=== FRAGMENTO SELECCIONADO ===

Por Jorge Jaraquemada

El 1 de abril de 1991 fue asesinado el senador Jaime Guzmán Errázuriz por un grupo terrorista del FPMR, luego de que dictara su clase de Derecho Constitucional en la Facultad de Derecho de la Pontificia Universidad Católica de Chile. El crimen generó impacto y repudio transversal en el mundo político, los medios de comunicación cubrieron su funeral y el féretro con su cuerpo fue acompañado por miles de personas desde la salida de la iglesia de la Gratitud Nacional hasta el Cementerio General. A 30 años de su asesinato, si hay algo que un país civilizado esperaría es haber dejado atrás cualquier atisbo de violencia política, la misma que significó que una persona electa democráticamente fuera eliminada del modo más radical. Sin embargo, no parece posible afirmar aquello.

=== DATOS PROPORCIONADOS ===

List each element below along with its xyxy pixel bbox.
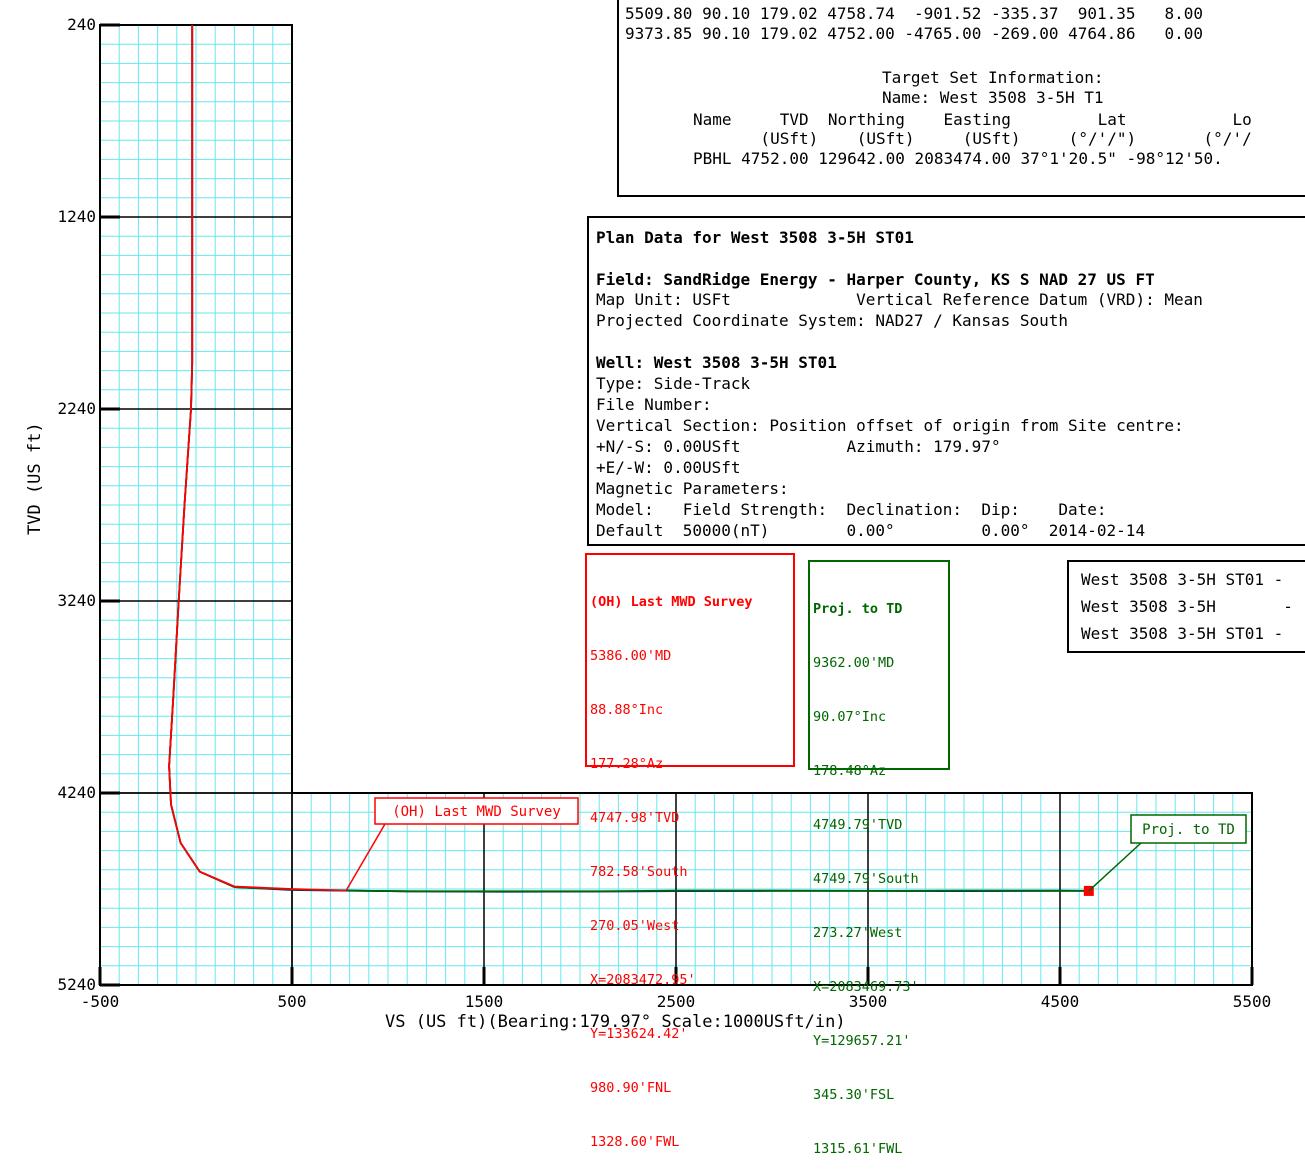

===

» TAREAS SOLICITADAS
#1 Indique si cada una de las siguientes afirmaciones concuerda con el fragmento sobre el asesinato de Jaime Guzmán y respalde su respuesta con las palabras textuales que lo deciden: (a) Guzmán fue asesinado después de dictar una clase de Derecho Constitucional; (b) los medios de comunicación no cubrieron su funeral; (c) el féretro fue acompañado desde la iglesia de la Gratitud Nacional hasta el Cementerio General.
#2 Prosiga la redacción del fragmento sobre el asesinato de Jaime Guzmán a partir de su última oración.

» RESPUESTAS POR TAREA
#1
(a) Sí: «luego de que dictara su clase de Derecho Constitucional».
(b) No: «los medios de comunicación cubrieron su funeral».
(c) Sí: «el féretro con su cuerpo fue acompañado por miles de personas desde la salida de la iglesia de la Gratitud Nacional hasta el Cementerio General».

#2
Desde hace ya varios años nuestro país viene caminando por senderos en que la violencia gana espacios, incluso mucho antes de octubre de 2019. Recordemos los saludos a Corea del Norte, los silencios ante las violaciones a los DDHH en Nicaragua y los apoyos a la dictadura venezolana. Luego se sumaron los ataques a autoridades que, a vista y paciencia de todo el mundo, comenzamos a presenciarse en nuestro país. Lejos de calmarse el clima, al corto tiempo comenzamos a escuchar y leer en distintas manifestaciones mensajes de agresión. La tolerancia ya no era un valor en liceos y universidades que destacaron históricamente por su pluralismo. Los “overoles blancos” intentaron prender fuego a profesores y lo lograron con policías e íconos religiosos. En La Araucanía se acrecentaba día a día la violencia hasta hacer cotidiana y horrible, como sucedió con el crimen por incendio de un matrimonio. Las causas que se alegaban traían consigo expresiones emocionales cargadas de resentimiento que paralizaron a algunos y silenciaron a otros. Es así que nuestra sociedad se fue acostumbrando a las “funas” y al avance de una violencia política que se hizo cotidiana. De a poco los marcos de nuestro estado de derecho parecían menos importantes que los medios que se utilizaban para defender algunas causas.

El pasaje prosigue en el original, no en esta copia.